— START OF Working data —
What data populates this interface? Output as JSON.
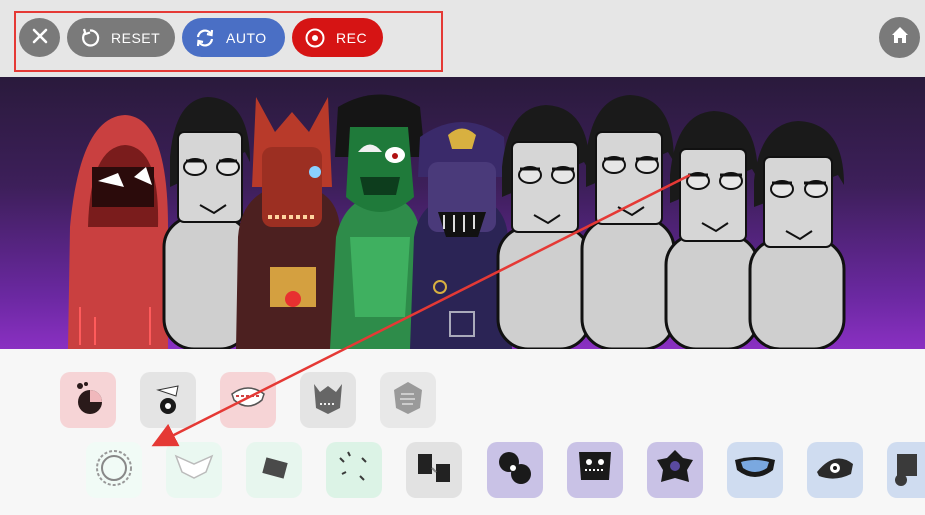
{
  "toolbar": {
    "close_icon": "close-icon",
    "reset_label": "RESET",
    "reset_icon": "reset-icon",
    "auto_label": "AUTO",
    "auto_icon": "auto-icon",
    "rec_label": "REC",
    "rec_icon": "record-icon",
    "home_icon": "home-icon"
  },
  "colors": {
    "toolbar_bg": "#e6e6e6",
    "neutral_button": "#7a7a7a",
    "auto_button": "#4a6fc5",
    "rec_button": "#d61414",
    "annotation": "#e53935",
    "stage_top": "#2a1a3c",
    "stage_bottom": "#8a30c2"
  },
  "stage": {
    "characters": [
      {
        "kind": "red-hooded"
      },
      {
        "kind": "gray-default"
      },
      {
        "kind": "red-demon"
      },
      {
        "kind": "green-mask"
      },
      {
        "kind": "purple-skull"
      },
      {
        "kind": "gray-default"
      },
      {
        "kind": "gray-default"
      },
      {
        "kind": "gray-default"
      },
      {
        "kind": "gray-default"
      }
    ]
  },
  "tray": {
    "row1": [
      {
        "icon": "red-effects-icon",
        "tint": "#f6d4d6"
      },
      {
        "icon": "gray-effects-icon",
        "tint": "#e4e4e4"
      },
      {
        "icon": "red-mask-icon",
        "tint": "#f6d4d6"
      },
      {
        "icon": "gray-mask-icon",
        "tint": "#e4e4e4"
      },
      {
        "icon": "gray-shield-icon",
        "tint": "#e8e8e8"
      }
    ],
    "row2": [
      {
        "icon": "sun-ring-icon",
        "tint": "#f1fbf6"
      },
      {
        "icon": "white-wings-icon",
        "tint": "#eaf8f1"
      },
      {
        "icon": "dark-block-icon",
        "tint": "#e7f6ee"
      },
      {
        "icon": "green-dots-icon",
        "tint": "#dcf3e6"
      },
      {
        "icon": "black-figure-icon",
        "tint": "#e2e2e2"
      },
      {
        "icon": "purple-creature-icon",
        "tint": "#c9c2e6"
      },
      {
        "icon": "purple-face-icon",
        "tint": "#c9c2e6"
      },
      {
        "icon": "purple-flower-icon",
        "tint": "#c9c2e6"
      },
      {
        "icon": "blue-visor-icon",
        "tint": "#cfdcf0"
      },
      {
        "icon": "blue-eye-icon",
        "tint": "#cfdcf0"
      },
      {
        "icon": "blue-cannon-icon",
        "tint": "#cfdcf0"
      }
    ]
  }
}
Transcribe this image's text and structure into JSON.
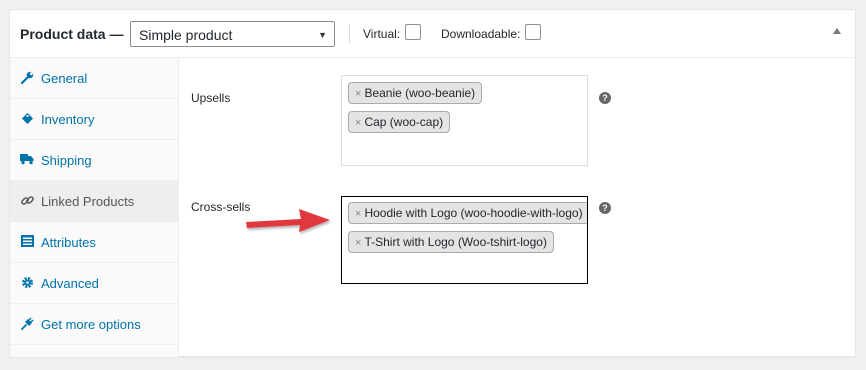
{
  "header": {
    "title": "Product data —",
    "product_type": "Simple product",
    "virtual_label": "Virtual:",
    "downloadable_label": "Downloadable:"
  },
  "sidebar": {
    "items": [
      {
        "label": "General",
        "icon": "wrench-icon"
      },
      {
        "label": "Inventory",
        "icon": "tag-icon"
      },
      {
        "label": "Shipping",
        "icon": "truck-icon"
      },
      {
        "label": "Linked Products",
        "icon": "link-icon",
        "active": true
      },
      {
        "label": "Attributes",
        "icon": "list-icon"
      },
      {
        "label": "Advanced",
        "icon": "gear-icon"
      },
      {
        "label": "Get more options",
        "icon": "plugin-icon"
      }
    ]
  },
  "linked": {
    "upsells_label": "Upsells",
    "upsells": [
      "Beanie (woo-beanie)",
      "Cap (woo-cap)"
    ],
    "crosssells_label": "Cross-sells",
    "crosssells": [
      "Hoodie with Logo (woo-hoodie-with-logo)",
      "T-Shirt with Logo (Woo-tshirt-logo)"
    ],
    "chip_remove": "×",
    "help_glyph": "?"
  },
  "colors": {
    "link": "#0073aa",
    "annotation_arrow": "#e0393e"
  }
}
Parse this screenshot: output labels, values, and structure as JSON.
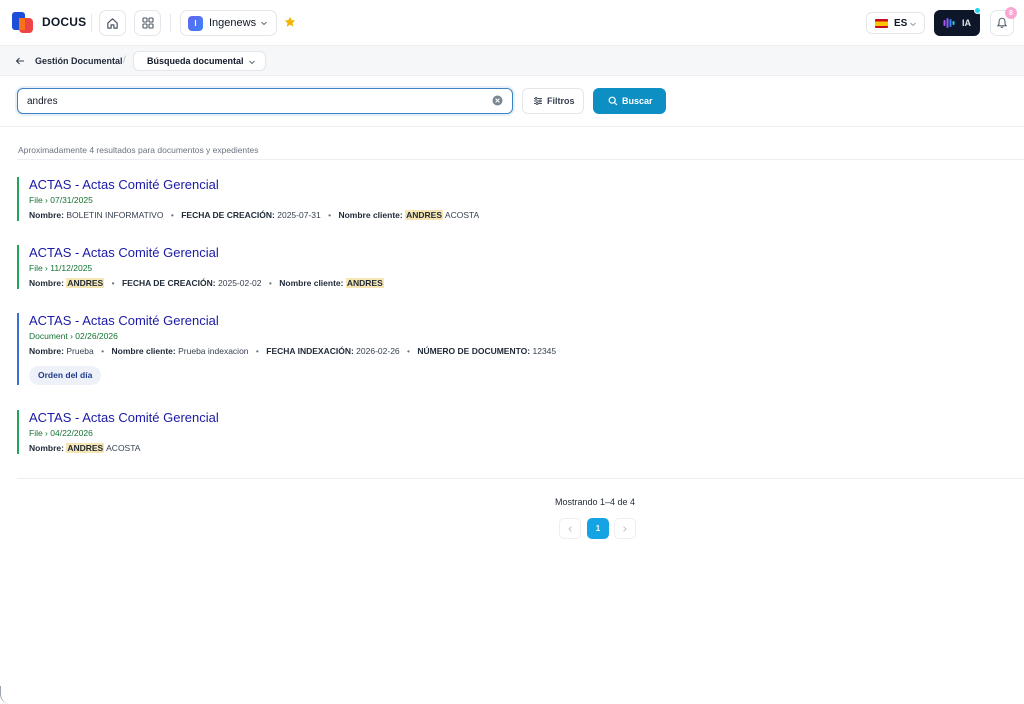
— END OF Working data —
__Task__
Write out every line from the entries where "effects" appears.

__Full output__
        "icon": "red-effects-icon",
        "icon": "gray-effects-icon",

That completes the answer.